• **DATA FOR THIS EXERCISE**:
BEGIN
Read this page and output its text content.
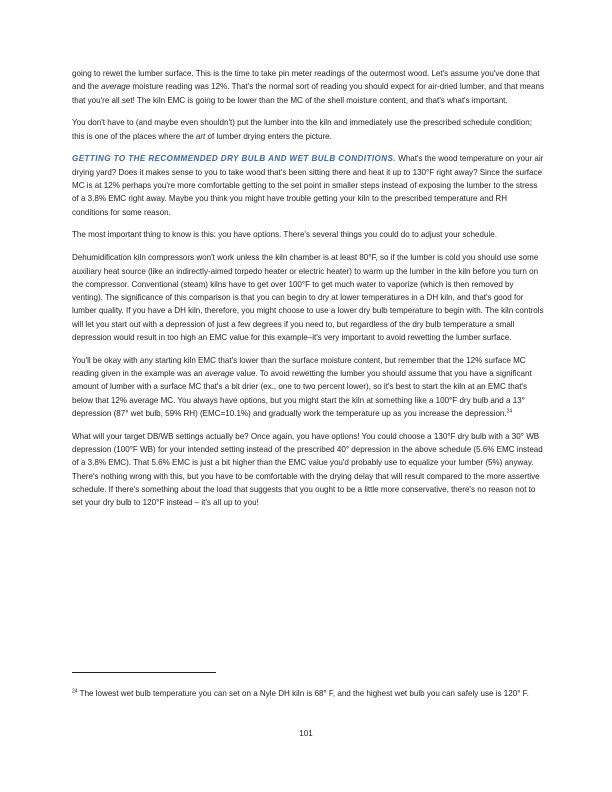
going to rewet the lumber surface. This is the time to take pin meter readings of the outermost wood. Let's assume you've done that and the average moisture reading was 12%. That's the normal sort of reading you should expect for air-dried lumber, and that means that you're all set! The kiln EMC is going to be lower than the MC of the shell moisture content, and that's what's important.

You don't have to (and maybe even shouldn't) put the lumber into the kiln and immediately use the prescribed schedule condition; this is one of the places where the art of lumber drying enters the picture.

GETTING TO THE RECOMMENDED DRY BULB AND WET BULB CONDITIONS. What's the wood temperature on your air drying yard? Does it makes sense to you to take wood that's been sitting there and heat it up to 130°F right away? Since the surface MC is at 12% perhaps you're more comfortable getting to the set point in smaller steps instead of exposing the lumber to the stress of a 3.8% EMC right away. Maybe you think you might have trouble getting your kiln to the prescribed temperature and RH conditions for some reason.

The most important thing to know is this: you have options. There's several things you could do to adjust your schedule.

Dehumidification kiln compressors won't work unless the kiln chamber is at least 80°F, so if the lumber is cold you should use some auxiliary heat source (like an indirectly-aimed torpedo heater or electric heater) to warm up the lumber in the kiln before you turn on the compressor. Conventional (steam) kilns have to get over 100°F to get much water to vaporize (which is then removed by venting). The significance of this comparison is that you can begin to dry at lower temperatures in a DH kiln, and that's good for lumber quality. If you have a DH kiln, therefore, you might choose to use a lower dry bulb temperature to begin with. The kiln controls will let you start out with a depression of just a few degrees if you need to, but regardless of the dry bulb temperature a small depression would result in too high an EMC value for this example–it's very important to avoid rewetting the lumber surface.

You'll be okay with any starting kiln EMC that's lower than the surface moisture content, but remember that the 12% surface MC reading given in the example was an average value. To avoid rewetting the lumber you should assume that you have a significant amount of lumber with a surface MC that's a bit drier (ex., one to two percent lower), so it's best to start the kiln at an EMC that's below that 12% average MC. You always have options, but you might start the kiln at something like a 100°F dry bulb and a 13° depression (87° wet bulb, 59% RH) (EMC=10.1%) and gradually work the temperature up as you increase the depression.$^{24}$

What will your target DB/WB settings actually be? Once again, you have options! You could choose a 130°F dry bulb with a 30° WB depression (100°F WB) for your intended setting instead of the prescribed 40° depression in the above schedule (5.6% EMC instead of a 3.8% EMC). That 5.6% EMC is just a bit higher than the EMC value you'd probably use to equalize your lumber (5%) anyway. There's nothing wrong with this, but you have to be comfortable with the drying delay that will result compared to the more assertive schedule. If there's something about the load that suggests that you ought to be a little more conservative, there's no reason not to set your dry bulb to 120°F instead – it's all up to you!

$^{24}$ The lowest wet bulb temperature you can set on a Nyle DH kiln is 68° F, and the highest wet bulb you can safely use is 120° F.

101
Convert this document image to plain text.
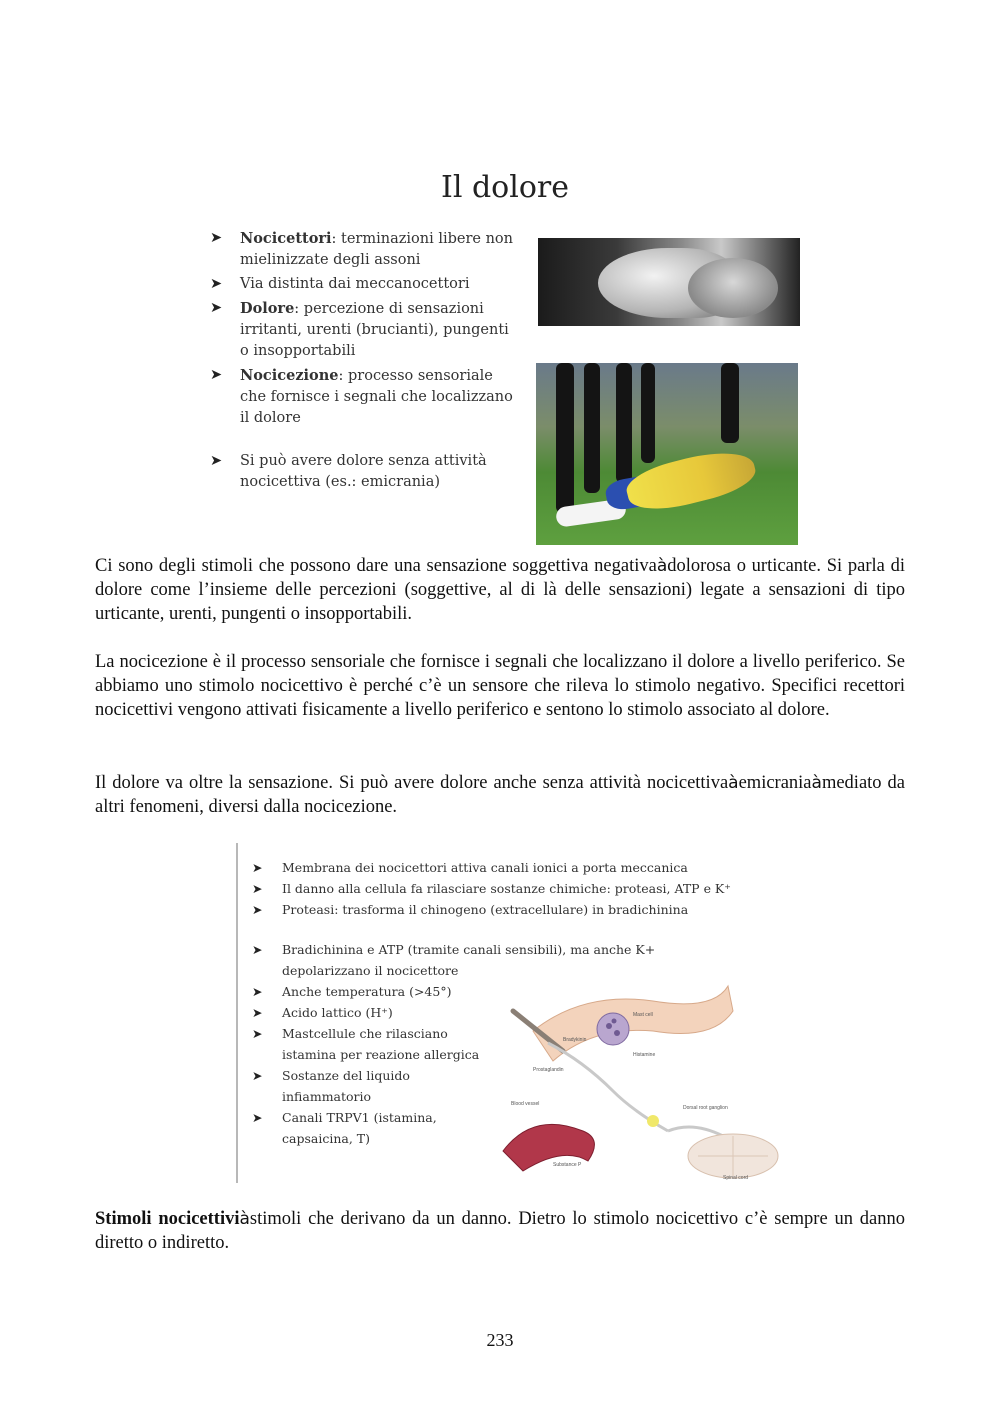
Il dolore
➤ Nocicettori: terminazioni libere non mielinizzate degli assoni
➤ Via distinta dai meccanocettori
➤ Dolore: percezione di sensazioni irritanti, urenti (brucianti), pungenti o insopportabili
➤ Nocicezione: processo sensoriale che fornisce i segnali che localizzano il dolore
➤ Si può avere dolore senza attività nocicettiva (es.: emicrania)

Ci sono degli stimoli che possono dare una sensazione soggettiva negativaàdolorosa o urticante. Si parla di dolore come l’insieme delle percezioni (soggettive, al di là delle sensazioni) legate a sensazioni di tipo urticante, urenti, pungenti o insopportabili.

La nocicezione è il processo sensoriale che fornisce i segnali che localizzano il dolore a livello periferico. Se abbiamo uno stimolo nocicettivo è perché c’è un sensore che rileva lo stimolo negativo. Specifici recettori nocicettivi vengono attivati fisicamente a livello periferico e sentono lo stimolo associato al dolore.

Il dolore va oltre la sensazione. Si può avere dolore anche senza attività nocicettivaàemicraniaàmediato da altri fenomeni, diversi dalla nocicezione.

➤ Membrana dei nocicettori attiva canali ionici a porta meccanica
➤ Il danno alla cellula fa rilasciare sostanze chimiche: proteasi, ATP e K⁺
➤ Proteasi: trasforma il chinogeno (extracellulare) in bradichinina
➤ Bradichinina e ATP (tramite canali sensibili), ma anche K+ depolarizzano il nocicettore
➤ Anche temperatura (>45°)
➤ Acido lattico (H⁺)
➤ Mastcellule che rilasciano istamina per reazione allergica
➤ Sostanze del liquido infiammatorio
➤ Canali TRPV1 (istamina, capsaicina, T)
Blood vessel
Substance P
Spinal cord
Dorsal root ganglion
Mast cell
Histamine
Bradykinin
Prostaglandin

Stimoli nocicettiviàstimoli che derivano da un danno. Dietro lo stimolo nocicettivo c’è sempre un danno diretto o indiretto.

233
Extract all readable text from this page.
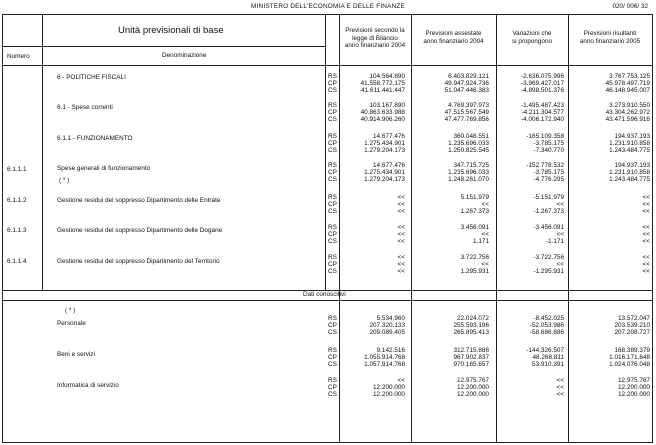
MINISTERO DELL'ECONOMIA E DELLE FINANZE	020/ 006/ 32
Unità previsionali di base
Numero	Denominazione
Previsioni secondo la
legge di Bilancio
anno finanziario 2004
Previsioni assestate
anno finanziario 2004
Variazioni che
si propongono
Previsioni risultanti
anno finanziario 2005
Dati conoscitivi
6 - POLITICHE FISCALI	RS	104.564.890	6.403.829.121	-2.636.075.996	3.767.753.125
CP	41.558.772.175	49.947.924.736	-3.969.427.017	45.978.497.719
CS	41.611.441.447	51.047.446.383	-4.898.501.376	46.148.945.007
6.1 - Spese correnti	RS	103.167.890	4.769.397.973	-1.495.487.423	3.273.910.550
CP	40.863.633.988	47.515.567.549	-4.211.304.577	43.304.262.972
CS	40.914.906.260	47.477.769.856	-4.006.172.940	43.471.596.916
6.1.1 - FUNZIONAMENTO	RS	14.677.476	360.048.551	-165.109.358	194.937.193
CP	1.275.434.901	1.235.696.033	-3.785.175	1.231.910.858
CS	1.279.204.173	1.250.825.545	-7.340.770	1.243.484.775
6.1.1.1	Spese generali di funzionamento
( * )
RS	14.677.476	347.715.725	-152.778.532	194.937.193
CP	1.275.434.901	1.235.696.033	-3.785.175	1.231.910.858
CS	1.279.204.173	1.248.261.070	-4.776.295	1.243.484.775
6.1.1.2	Gestione residui del soppresso Dipartimento delle Entrate	RS	<<	5.151.979	-5.151.979	<<
CP	<<	<<	<<	<<
CS	<<	1.267.373	-1.267.373	<<
6.1.1.3	Gestione residui del soppresso Dipartimento delle Dogane	RS	<<	3.456.091	-3.456.091	<<
CP	<<	<<	<<	<<
CS	<<	1.171	-1.171	<<
6.1.1.4	Gestione residui del soppresso Dipartimento del Territorio
RS	<<	3.722.756	-3.722.756	<<
CP	<<	<<	<<	<<
CS	<<	1.295.931	-1.295.931	<<
( * )
Personale
RS	5.534.960	22.024.072	-8.452.025	13.572.047
CP	207.320.133	255.593.196	-52.053.986	203.539.210
CS	209.089.405	265.895.413	-58.686.686	207.208.727
Beni e servizi
RS	9.142.516	312.715.886	-144.326.507	168.389.379
CP	1.055.914.768	967.902.837	48.268.811	1.016.171.648
CS	1.057.914.768	970.165.657	53.910.391	1.024.076.048
Informatica di servizio
RS	<<	12.975.767	<<	12.975.767
CP	12.200.000	12.200.000	<<	12.200.000
CS	12.200.000	12.200.000	<<	12.200.000
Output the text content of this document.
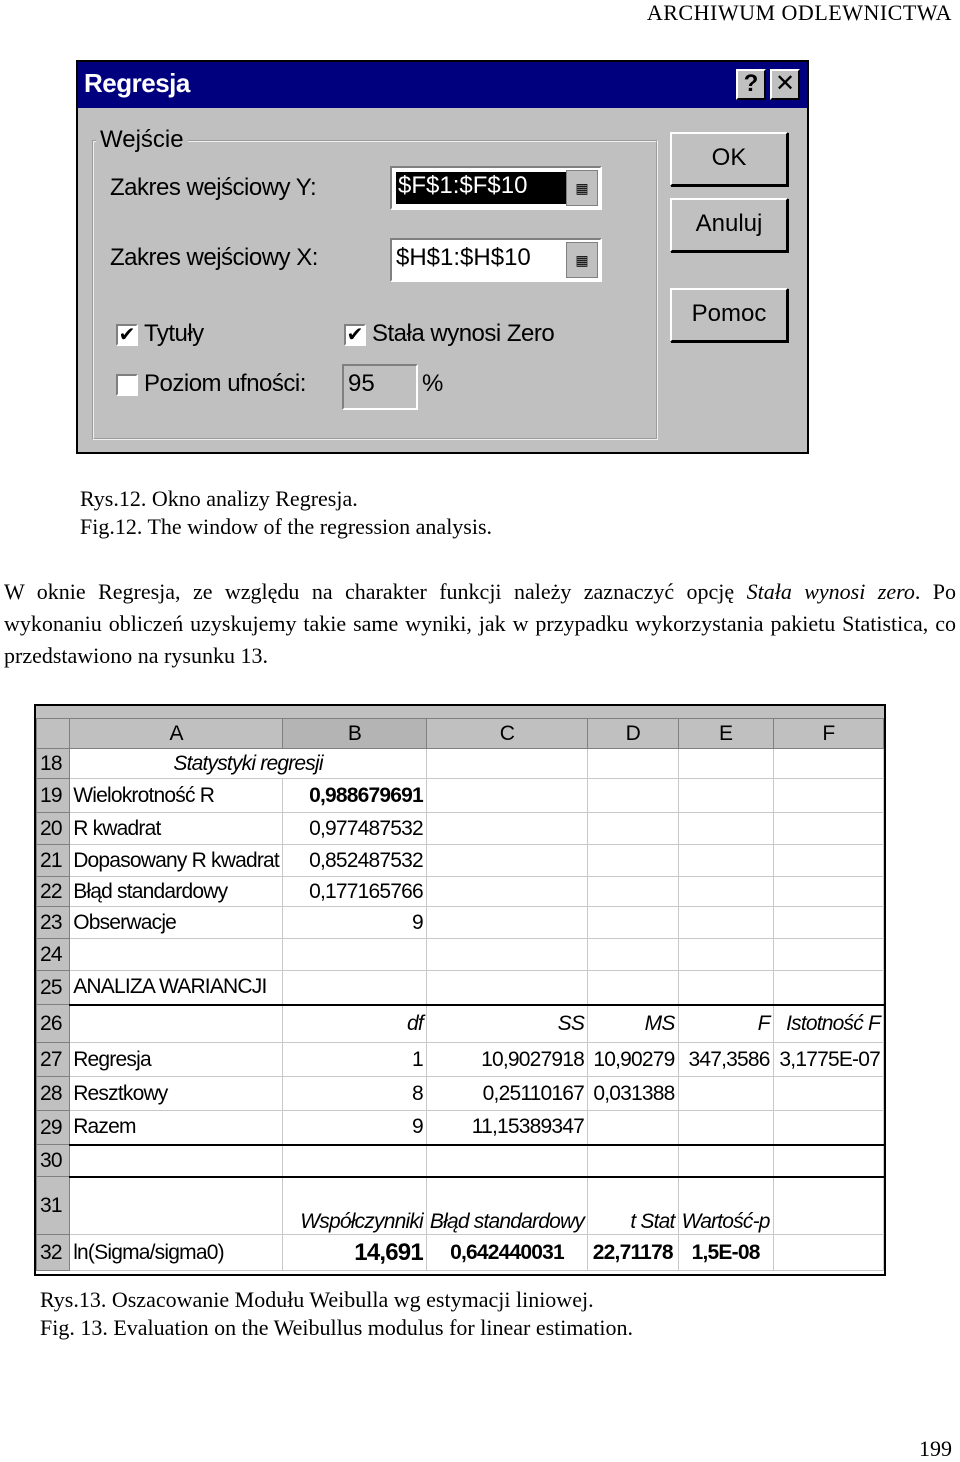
ARCHIWUM ODLEWNICTWA
Regresja	? ✕
Wejście
Zakres wejściowy Y:	$F$1:$F$10	▦
Zakres wejściowy X:	$H$1:$H$10	▦
✔ Tytuły	✔ Stała wynosi Zero
Poziom ufności: 95 %
OK
Anuluj
Pomoc
Rys.12. Okno analizy Regresja.
Fig.12. The window of the regression analysis.
W oknie Regresja, ze względu na charakter funkcji należy zaznaczyć opcję Stała wynosi zero. Po wykonaniu obliczeń uzyskujemy takie same wyniki, jak w przypadku wykorzystania pakietu Statistica, co przedstawiono na rysunku 13.
	A	B	C	D	E	F
18	Statystyki regresji					
19	Wielokrotność R	0,988679691				
20	R kwadrat	0,977487532				
21	Dopasowany R kwadrat	0,852487532				
22	Błąd standardowy	0,177165766				
23	Obserwacje	9				
24						
25	ANALIZA WARIANCJI					
26		df	SS	MS	F	Istotność F
27	Regresja	1	10,9027918	10,90279	347,3586	3,1775E-07
28	Resztkowy	8	0,25110167	0,031388		
29	Razem	9	11,15389347			
30						
31		Współczynniki	Błąd standardowy	t Stat	Wartość-p	
32	ln(Sigma/sigma0)	14,691	0,642440031	22,71178	1,5E-08	
Rys.13. Oszacowanie Modułu Weibulla wg estymacji liniowej.
Fig. 13. Evaluation on the Weibullus modulus for linear estimation.
199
END
Ascertain the number of lines in the entries that include the word "stimolo", and report only that number.

2